┌──

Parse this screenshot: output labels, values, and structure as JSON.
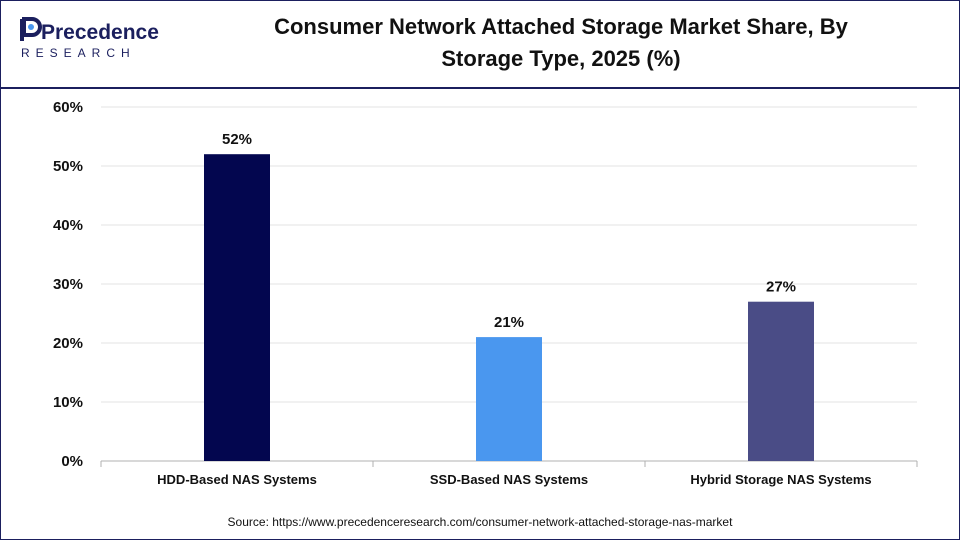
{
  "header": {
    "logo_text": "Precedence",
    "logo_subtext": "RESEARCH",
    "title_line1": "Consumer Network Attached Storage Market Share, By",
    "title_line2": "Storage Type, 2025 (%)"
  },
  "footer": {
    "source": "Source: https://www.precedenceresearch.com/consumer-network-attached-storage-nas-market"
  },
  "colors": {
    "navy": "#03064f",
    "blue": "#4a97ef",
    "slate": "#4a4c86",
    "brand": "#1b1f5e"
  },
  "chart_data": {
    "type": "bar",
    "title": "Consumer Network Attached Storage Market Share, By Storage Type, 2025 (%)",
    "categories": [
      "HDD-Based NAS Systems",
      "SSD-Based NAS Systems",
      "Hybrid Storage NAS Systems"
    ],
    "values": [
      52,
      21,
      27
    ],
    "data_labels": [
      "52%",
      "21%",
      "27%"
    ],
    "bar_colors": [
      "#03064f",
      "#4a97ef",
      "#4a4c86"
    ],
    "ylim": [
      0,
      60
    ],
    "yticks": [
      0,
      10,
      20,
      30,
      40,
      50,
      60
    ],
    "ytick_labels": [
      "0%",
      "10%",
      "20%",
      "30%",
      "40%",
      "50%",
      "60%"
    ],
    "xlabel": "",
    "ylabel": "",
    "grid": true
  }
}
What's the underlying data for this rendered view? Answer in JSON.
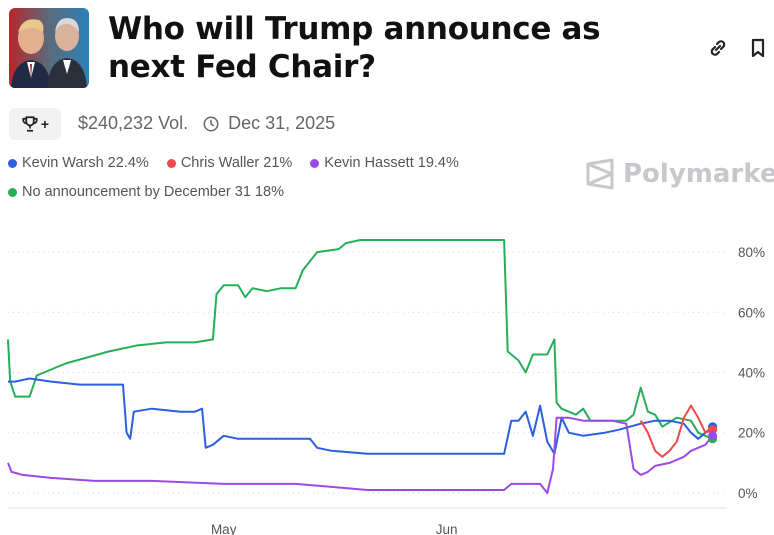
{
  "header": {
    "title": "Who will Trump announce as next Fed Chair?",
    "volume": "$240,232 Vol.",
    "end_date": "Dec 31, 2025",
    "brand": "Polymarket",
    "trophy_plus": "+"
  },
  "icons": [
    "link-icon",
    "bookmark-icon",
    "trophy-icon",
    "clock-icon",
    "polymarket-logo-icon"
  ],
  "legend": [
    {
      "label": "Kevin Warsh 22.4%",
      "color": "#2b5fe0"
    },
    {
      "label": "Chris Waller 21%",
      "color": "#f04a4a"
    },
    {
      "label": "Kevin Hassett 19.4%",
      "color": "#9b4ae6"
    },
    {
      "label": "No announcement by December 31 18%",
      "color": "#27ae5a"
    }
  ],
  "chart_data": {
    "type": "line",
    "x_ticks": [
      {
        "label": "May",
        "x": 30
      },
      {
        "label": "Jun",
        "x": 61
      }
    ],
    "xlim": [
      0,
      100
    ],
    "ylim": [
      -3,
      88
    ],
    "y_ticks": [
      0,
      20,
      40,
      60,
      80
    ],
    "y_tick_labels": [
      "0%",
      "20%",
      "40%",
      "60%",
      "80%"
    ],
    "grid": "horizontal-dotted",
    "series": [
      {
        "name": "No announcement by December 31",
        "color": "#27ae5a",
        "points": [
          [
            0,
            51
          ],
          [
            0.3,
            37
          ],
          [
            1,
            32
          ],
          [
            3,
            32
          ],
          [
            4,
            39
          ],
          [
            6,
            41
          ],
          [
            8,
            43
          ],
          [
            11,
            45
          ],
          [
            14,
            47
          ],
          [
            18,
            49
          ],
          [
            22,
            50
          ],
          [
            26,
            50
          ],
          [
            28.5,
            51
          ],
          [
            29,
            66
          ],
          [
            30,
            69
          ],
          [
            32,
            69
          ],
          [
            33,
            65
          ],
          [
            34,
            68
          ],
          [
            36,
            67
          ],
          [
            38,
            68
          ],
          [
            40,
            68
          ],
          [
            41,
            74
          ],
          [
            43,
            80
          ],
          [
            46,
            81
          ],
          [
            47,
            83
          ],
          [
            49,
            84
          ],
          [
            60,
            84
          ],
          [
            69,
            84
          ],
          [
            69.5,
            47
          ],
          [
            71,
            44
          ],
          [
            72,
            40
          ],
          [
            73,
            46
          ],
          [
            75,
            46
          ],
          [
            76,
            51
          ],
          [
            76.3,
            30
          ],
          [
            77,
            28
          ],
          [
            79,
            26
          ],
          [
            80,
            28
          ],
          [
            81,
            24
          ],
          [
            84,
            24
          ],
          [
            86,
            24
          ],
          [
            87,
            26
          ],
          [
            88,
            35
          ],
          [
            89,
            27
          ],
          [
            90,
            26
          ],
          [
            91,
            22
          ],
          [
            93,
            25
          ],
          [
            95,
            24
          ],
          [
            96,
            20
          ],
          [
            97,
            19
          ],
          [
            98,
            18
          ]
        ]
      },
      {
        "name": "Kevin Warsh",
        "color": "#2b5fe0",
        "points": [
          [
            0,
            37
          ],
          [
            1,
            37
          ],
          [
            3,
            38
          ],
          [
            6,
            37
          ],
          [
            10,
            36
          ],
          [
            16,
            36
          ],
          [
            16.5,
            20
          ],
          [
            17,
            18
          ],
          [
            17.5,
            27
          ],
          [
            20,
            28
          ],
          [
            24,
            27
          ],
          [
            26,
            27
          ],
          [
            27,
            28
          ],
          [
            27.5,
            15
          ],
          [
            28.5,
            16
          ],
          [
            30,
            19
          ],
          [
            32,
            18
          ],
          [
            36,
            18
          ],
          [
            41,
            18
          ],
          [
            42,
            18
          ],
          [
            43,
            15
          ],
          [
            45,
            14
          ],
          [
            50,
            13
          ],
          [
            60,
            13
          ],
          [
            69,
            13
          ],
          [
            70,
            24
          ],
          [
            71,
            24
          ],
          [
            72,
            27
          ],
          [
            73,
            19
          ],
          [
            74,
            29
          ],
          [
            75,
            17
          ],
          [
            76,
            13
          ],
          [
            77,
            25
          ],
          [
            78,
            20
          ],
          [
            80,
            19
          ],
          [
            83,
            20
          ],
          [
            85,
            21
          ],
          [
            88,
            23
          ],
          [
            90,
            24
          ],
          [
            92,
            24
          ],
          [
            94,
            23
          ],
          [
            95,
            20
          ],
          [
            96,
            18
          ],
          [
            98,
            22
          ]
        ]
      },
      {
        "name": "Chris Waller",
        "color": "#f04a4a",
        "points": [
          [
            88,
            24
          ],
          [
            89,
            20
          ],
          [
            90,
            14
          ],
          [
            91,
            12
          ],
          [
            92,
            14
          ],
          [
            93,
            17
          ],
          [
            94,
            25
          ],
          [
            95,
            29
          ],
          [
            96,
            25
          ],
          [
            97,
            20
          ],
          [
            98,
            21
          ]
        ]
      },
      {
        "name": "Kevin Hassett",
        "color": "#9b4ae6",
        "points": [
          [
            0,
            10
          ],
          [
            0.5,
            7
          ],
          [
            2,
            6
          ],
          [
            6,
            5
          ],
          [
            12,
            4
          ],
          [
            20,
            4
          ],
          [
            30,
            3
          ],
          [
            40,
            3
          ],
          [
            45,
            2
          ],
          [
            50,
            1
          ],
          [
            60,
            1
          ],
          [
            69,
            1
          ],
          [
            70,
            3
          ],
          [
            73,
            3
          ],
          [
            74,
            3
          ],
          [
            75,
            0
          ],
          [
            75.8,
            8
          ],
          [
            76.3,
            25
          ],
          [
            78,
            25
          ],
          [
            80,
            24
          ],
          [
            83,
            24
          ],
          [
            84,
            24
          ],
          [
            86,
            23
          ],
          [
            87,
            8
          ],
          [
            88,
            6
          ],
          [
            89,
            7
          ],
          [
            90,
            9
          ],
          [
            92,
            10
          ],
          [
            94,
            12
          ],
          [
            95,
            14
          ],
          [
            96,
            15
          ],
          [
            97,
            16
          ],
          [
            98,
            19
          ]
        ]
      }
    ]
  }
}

└──

• What needs to be done
All entries are to be retyped exactly. Omit any embedded images.

• Task output
Parse this screenshot: output labels, values, and structure as JSON.
{
  "header": {
    "logo_text": "Precedence",
    "logo_subtext": "RESEARCH",
    "title_line1": "Consumer Network Attached Storage Market Share, By",
    "title_line2": "Storage Type, 2025 (%)"
  },
  "footer": {
    "source": "Source: https://www.precedenceresearch.com/consumer-network-attached-storage-nas-market"
  },
  "colors": {
    "navy": "#03064f",
    "blue": "#4a97ef",
    "slate": "#4a4c86",
    "brand": "#1b1f5e"
  },
  "chart_data": {
    "type": "bar",
    "title": "Consumer Network Attached Storage Market Share, By Storage Type, 2025 (%)",
    "categories": [
      "HDD-Based NAS Systems",
      "SSD-Based NAS Systems",
      "Hybrid Storage NAS Systems"
    ],
    "values": [
      52,
      21,
      27
    ],
    "data_labels": [
      "52%",
      "21%",
      "27%"
    ],
    "bar_colors": [
      "#03064f",
      "#4a97ef",
      "#4a4c86"
    ],
    "ylim": [
      0,
      60
    ],
    "yticks": [
      0,
      10,
      20,
      30,
      40,
      50,
      60
    ],
    "ytick_labels": [
      "0%",
      "10%",
      "20%",
      "30%",
      "40%",
      "50%",
      "60%"
    ],
    "xlabel": "",
    "ylabel": "",
    "grid": true
  }
}
What's the underlying data for this rendered view? Answer in JSON.
{
  "header": {
    "title": "Who will Trump announce as next Fed Chair?",
    "volume": "$240,232 Vol.",
    "end_date": "Dec 31, 2025",
    "brand": "Polymarket",
    "trophy_plus": "+"
  },
  "icons": [
    "link-icon",
    "bookmark-icon",
    "trophy-icon",
    "clock-icon",
    "polymarket-logo-icon"
  ],
  "legend": [
    {
      "label": "Kevin Warsh 22.4%",
      "color": "#2b5fe0"
    },
    {
      "label": "Chris Waller 21%",
      "color": "#f04a4a"
    },
    {
      "label": "Kevin Hassett 19.4%",
      "color": "#9b4ae6"
    },
    {
      "label": "No announcement by December 31 18%",
      "color": "#27ae5a"
    }
  ],
  "chart_data": {
    "type": "line",
    "x_ticks": [
      {
        "label": "May",
        "x": 30
      },
      {
        "label": "Jun",
        "x": 61
      }
    ],
    "xlim": [
      0,
      100
    ],
    "ylim": [
      -3,
      88
    ],
    "y_ticks": [
      0,
      20,
      40,
      60,
      80
    ],
    "y_tick_labels": [
      "0%",
      "20%",
      "40%",
      "60%",
      "80%"
    ],
    "grid": "horizontal-dotted",
    "series": [
      {
        "name": "No announcement by December 31",
        "color": "#27ae5a",
        "points": [
          [
            0,
            51
          ],
          [
            0.3,
            37
          ],
          [
            1,
            32
          ],
          [
            3,
            32
          ],
          [
            4,
            39
          ],
          [
            6,
            41
          ],
          [
            8,
            43
          ],
          [
            11,
            45
          ],
          [
            14,
            47
          ],
          [
            18,
            49
          ],
          [
            22,
            50
          ],
          [
            26,
            50
          ],
          [
            28.5,
            51
          ],
          [
            29,
            66
          ],
          [
            30,
            69
          ],
          [
            32,
            69
          ],
          [
            33,
            65
          ],
          [
            34,
            68
          ],
          [
            36,
            67
          ],
          [
            38,
            68
          ],
          [
            40,
            68
          ],
          [
            41,
            74
          ],
          [
            43,
            80
          ],
          [
            46,
            81
          ],
          [
            47,
            83
          ],
          [
            49,
            84
          ],
          [
            60,
            84
          ],
          [
            69,
            84
          ],
          [
            69.5,
            47
          ],
          [
            71,
            44
          ],
          [
            72,
            40
          ],
          [
            73,
            46
          ],
          [
            75,
            46
          ],
          [
            76,
            51
          ],
          [
            76.3,
            30
          ],
          [
            77,
            28
          ],
          [
            79,
            26
          ],
          [
            80,
            28
          ],
          [
            81,
            24
          ],
          [
            84,
            24
          ],
          [
            86,
            24
          ],
          [
            87,
            26
          ],
          [
            88,
            35
          ],
          [
            89,
            27
          ],
          [
            90,
            26
          ],
          [
            91,
            22
          ],
          [
            93,
            25
          ],
          [
            95,
            24
          ],
          [
            96,
            20
          ],
          [
            97,
            19
          ],
          [
            98,
            18
          ]
        ]
      },
      {
        "name": "Kevin Warsh",
        "color": "#2b5fe0",
        "points": [
          [
            0,
            37
          ],
          [
            1,
            37
          ],
          [
            3,
            38
          ],
          [
            6,
            37
          ],
          [
            10,
            36
          ],
          [
            16,
            36
          ],
          [
            16.5,
            20
          ],
          [
            17,
            18
          ],
          [
            17.5,
            27
          ],
          [
            20,
            28
          ],
          [
            24,
            27
          ],
          [
            26,
            27
          ],
          [
            27,
            28
          ],
          [
            27.5,
            15
          ],
          [
            28.5,
            16
          ],
          [
            30,
            19
          ],
          [
            32,
            18
          ],
          [
            36,
            18
          ],
          [
            41,
            18
          ],
          [
            42,
            18
          ],
          [
            43,
            15
          ],
          [
            45,
            14
          ],
          [
            50,
            13
          ],
          [
            60,
            13
          ],
          [
            69,
            13
          ],
          [
            70,
            24
          ],
          [
            71,
            24
          ],
          [
            72,
            27
          ],
          [
            73,
            19
          ],
          [
            74,
            29
          ],
          [
            75,
            17
          ],
          [
            76,
            13
          ],
          [
            77,
            25
          ],
          [
            78,
            20
          ],
          [
            80,
            19
          ],
          [
            83,
            20
          ],
          [
            85,
            21
          ],
          [
            88,
            23
          ],
          [
            90,
            24
          ],
          [
            92,
            24
          ],
          [
            94,
            23
          ],
          [
            95,
            20
          ],
          [
            96,
            18
          ],
          [
            98,
            22
          ]
        ]
      },
      {
        "name": "Chris Waller",
        "color": "#f04a4a",
        "points": [
          [
            88,
            24
          ],
          [
            89,
            20
          ],
          [
            90,
            14
          ],
          [
            91,
            12
          ],
          [
            92,
            14
          ],
          [
            93,
            17
          ],
          [
            94,
            25
          ],
          [
            95,
            29
          ],
          [
            96,
            25
          ],
          [
            97,
            20
          ],
          [
            98,
            21
          ]
        ]
      },
      {
        "name": "Kevin Hassett",
        "color": "#9b4ae6",
        "points": [
          [
            0,
            10
          ],
          [
            0.5,
            7
          ],
          [
            2,
            6
          ],
          [
            6,
            5
          ],
          [
            12,
            4
          ],
          [
            20,
            4
          ],
          [
            30,
            3
          ],
          [
            40,
            3
          ],
          [
            45,
            2
          ],
          [
            50,
            1
          ],
          [
            60,
            1
          ],
          [
            69,
            1
          ],
          [
            70,
            3
          ],
          [
            73,
            3
          ],
          [
            74,
            3
          ],
          [
            75,
            0
          ],
          [
            75.8,
            8
          ],
          [
            76.3,
            25
          ],
          [
            78,
            25
          ],
          [
            80,
            24
          ],
          [
            83,
            24
          ],
          [
            84,
            24
          ],
          [
            86,
            23
          ],
          [
            87,
            8
          ],
          [
            88,
            6
          ],
          [
            89,
            7
          ],
          [
            90,
            9
          ],
          [
            92,
            10
          ],
          [
            94,
            12
          ],
          [
            95,
            14
          ],
          [
            96,
            15
          ],
          [
            97,
            16
          ],
          [
            98,
            19
          ]
        ]
      }
    ]
  }
}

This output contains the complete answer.